• **Aim of the task**
Go through the data below and gather each line containing "username".

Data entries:
= = =

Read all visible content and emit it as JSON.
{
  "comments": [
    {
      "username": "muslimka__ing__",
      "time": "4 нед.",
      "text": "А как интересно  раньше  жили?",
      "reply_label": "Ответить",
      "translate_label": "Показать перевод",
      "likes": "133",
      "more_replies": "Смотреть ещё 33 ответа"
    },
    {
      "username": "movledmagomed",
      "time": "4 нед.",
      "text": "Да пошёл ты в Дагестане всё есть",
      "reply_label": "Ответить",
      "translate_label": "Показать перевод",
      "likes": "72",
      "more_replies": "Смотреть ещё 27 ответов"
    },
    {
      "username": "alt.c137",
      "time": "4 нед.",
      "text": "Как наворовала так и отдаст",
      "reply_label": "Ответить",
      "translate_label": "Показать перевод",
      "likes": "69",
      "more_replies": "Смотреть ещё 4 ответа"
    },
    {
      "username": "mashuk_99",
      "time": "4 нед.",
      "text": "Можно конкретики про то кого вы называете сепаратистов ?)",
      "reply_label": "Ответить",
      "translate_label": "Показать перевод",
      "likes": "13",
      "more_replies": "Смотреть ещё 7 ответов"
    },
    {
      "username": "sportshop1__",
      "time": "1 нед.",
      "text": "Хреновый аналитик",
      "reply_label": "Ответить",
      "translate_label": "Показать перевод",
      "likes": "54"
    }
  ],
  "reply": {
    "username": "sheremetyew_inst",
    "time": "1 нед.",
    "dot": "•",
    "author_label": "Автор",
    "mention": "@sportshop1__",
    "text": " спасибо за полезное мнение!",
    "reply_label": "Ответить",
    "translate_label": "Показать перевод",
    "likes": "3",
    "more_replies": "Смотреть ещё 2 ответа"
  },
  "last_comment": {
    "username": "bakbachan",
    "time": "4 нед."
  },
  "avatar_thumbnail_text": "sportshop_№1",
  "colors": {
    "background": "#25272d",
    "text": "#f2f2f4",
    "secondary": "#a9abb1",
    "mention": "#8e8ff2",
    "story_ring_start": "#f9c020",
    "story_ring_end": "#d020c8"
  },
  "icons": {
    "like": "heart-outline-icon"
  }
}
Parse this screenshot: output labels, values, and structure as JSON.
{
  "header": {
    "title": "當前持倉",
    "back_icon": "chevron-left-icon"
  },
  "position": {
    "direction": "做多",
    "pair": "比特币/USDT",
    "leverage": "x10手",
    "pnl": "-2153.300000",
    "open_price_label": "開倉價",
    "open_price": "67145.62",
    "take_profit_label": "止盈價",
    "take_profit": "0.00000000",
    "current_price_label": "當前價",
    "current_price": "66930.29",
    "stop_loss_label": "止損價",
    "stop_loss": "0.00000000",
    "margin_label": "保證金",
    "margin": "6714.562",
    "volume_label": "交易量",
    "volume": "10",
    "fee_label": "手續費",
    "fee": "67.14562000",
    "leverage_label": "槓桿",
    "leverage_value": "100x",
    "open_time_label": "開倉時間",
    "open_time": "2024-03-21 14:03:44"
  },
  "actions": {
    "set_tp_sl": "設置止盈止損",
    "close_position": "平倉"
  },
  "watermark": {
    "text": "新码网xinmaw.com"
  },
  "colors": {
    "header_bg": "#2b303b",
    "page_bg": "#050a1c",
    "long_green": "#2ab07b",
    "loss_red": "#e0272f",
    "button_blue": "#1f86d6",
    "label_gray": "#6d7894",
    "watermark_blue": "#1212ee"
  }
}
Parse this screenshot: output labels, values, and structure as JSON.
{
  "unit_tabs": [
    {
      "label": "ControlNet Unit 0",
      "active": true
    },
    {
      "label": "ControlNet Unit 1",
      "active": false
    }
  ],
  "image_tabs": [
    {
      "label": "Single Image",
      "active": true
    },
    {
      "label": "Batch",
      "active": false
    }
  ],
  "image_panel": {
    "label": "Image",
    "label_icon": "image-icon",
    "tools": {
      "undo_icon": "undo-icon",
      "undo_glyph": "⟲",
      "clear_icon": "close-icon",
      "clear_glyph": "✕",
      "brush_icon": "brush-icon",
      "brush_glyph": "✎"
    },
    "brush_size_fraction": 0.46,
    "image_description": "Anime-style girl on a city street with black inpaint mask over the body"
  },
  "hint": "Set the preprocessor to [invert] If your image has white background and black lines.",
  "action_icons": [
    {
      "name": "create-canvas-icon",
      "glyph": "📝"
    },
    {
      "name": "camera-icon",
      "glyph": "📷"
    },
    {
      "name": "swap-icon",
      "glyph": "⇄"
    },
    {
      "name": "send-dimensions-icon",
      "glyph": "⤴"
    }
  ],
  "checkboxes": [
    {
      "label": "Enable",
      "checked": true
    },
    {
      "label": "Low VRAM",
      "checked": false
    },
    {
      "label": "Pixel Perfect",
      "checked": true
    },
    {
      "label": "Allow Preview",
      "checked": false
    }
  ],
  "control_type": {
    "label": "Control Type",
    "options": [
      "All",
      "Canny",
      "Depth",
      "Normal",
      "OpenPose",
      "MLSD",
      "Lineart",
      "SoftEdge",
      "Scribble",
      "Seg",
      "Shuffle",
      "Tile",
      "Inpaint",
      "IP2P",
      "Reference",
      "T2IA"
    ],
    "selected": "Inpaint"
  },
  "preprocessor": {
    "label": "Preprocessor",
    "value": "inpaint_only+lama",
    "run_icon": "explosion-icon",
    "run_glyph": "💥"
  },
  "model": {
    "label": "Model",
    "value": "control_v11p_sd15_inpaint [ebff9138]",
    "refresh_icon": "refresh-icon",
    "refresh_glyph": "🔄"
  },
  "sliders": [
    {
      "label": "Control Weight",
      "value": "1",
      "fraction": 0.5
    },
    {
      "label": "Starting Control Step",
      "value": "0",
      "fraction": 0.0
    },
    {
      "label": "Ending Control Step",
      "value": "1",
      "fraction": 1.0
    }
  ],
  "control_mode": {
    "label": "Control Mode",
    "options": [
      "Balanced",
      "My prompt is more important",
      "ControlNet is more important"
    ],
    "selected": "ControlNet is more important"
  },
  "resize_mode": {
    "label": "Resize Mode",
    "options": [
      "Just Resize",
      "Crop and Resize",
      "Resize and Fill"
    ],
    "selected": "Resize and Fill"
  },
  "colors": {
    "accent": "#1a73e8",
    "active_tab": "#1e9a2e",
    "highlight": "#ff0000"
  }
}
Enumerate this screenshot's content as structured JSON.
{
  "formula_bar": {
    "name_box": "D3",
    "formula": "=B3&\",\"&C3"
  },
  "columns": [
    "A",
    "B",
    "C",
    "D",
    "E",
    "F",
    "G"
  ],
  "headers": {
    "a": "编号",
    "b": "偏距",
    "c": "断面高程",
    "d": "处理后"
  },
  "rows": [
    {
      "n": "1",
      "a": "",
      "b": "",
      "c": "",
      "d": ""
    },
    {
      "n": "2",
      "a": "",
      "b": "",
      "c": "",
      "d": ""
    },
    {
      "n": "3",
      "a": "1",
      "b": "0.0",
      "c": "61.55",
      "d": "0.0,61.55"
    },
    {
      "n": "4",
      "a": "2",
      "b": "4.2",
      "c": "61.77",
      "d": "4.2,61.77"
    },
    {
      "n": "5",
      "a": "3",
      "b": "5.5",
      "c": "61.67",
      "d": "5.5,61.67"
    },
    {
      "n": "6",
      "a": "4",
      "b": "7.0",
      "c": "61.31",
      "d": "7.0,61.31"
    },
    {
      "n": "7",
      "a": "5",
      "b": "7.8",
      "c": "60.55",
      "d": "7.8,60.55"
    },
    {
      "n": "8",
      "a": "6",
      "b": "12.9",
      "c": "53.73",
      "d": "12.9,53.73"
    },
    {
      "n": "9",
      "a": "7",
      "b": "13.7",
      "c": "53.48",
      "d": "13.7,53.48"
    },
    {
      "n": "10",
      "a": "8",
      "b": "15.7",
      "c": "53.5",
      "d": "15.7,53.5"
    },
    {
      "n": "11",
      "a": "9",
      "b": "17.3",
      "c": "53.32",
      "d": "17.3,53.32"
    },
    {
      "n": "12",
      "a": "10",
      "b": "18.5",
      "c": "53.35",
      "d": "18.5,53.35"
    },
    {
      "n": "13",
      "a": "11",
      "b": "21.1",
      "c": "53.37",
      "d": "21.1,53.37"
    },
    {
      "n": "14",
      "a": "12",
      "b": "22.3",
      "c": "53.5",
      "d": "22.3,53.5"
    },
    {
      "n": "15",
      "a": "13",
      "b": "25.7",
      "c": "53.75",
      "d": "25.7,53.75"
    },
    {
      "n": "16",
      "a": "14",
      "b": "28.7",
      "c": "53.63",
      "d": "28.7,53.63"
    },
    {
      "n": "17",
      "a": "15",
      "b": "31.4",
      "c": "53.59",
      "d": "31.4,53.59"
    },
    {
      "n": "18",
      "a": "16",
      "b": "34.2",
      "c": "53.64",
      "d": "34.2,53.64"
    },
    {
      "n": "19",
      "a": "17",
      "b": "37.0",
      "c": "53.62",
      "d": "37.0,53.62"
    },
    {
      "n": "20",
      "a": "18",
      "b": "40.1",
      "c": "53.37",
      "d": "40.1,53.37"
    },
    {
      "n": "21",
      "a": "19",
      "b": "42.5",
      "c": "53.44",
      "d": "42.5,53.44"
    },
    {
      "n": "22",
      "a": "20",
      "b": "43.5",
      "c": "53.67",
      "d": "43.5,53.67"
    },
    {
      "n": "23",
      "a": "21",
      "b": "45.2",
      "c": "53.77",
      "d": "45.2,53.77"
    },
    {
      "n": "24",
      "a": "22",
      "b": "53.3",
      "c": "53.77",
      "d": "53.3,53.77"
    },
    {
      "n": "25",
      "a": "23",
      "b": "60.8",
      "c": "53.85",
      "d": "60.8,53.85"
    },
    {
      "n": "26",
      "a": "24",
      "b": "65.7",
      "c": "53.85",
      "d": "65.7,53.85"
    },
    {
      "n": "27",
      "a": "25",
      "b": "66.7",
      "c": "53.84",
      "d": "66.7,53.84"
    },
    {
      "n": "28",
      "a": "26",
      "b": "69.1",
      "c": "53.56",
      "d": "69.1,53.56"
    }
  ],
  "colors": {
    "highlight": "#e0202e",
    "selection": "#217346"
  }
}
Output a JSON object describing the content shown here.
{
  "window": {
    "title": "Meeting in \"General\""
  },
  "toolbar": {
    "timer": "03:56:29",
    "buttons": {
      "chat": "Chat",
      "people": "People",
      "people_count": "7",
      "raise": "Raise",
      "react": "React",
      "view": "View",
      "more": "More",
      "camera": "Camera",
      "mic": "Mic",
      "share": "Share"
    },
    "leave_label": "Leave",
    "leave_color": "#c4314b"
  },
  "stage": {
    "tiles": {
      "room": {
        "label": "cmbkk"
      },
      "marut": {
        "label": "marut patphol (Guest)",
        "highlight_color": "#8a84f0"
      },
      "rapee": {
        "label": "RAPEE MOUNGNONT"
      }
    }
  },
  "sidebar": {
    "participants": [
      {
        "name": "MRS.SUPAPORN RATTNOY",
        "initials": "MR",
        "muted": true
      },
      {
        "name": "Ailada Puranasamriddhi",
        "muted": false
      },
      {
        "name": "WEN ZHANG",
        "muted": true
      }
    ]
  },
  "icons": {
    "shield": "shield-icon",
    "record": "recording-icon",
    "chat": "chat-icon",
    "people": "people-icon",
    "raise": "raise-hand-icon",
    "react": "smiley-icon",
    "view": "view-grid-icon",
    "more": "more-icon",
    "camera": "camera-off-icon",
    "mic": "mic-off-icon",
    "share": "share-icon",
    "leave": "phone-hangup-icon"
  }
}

= = =

• **Finished task**
      "username": "muslimka__ing__",
      "username": "movledmagomed",
      "username": "alt.c137",
      "username": "mashuk_99",
      "username": "sportshop1__",
    "username": "sheremetyew_inst",
    "username": "bakbachan",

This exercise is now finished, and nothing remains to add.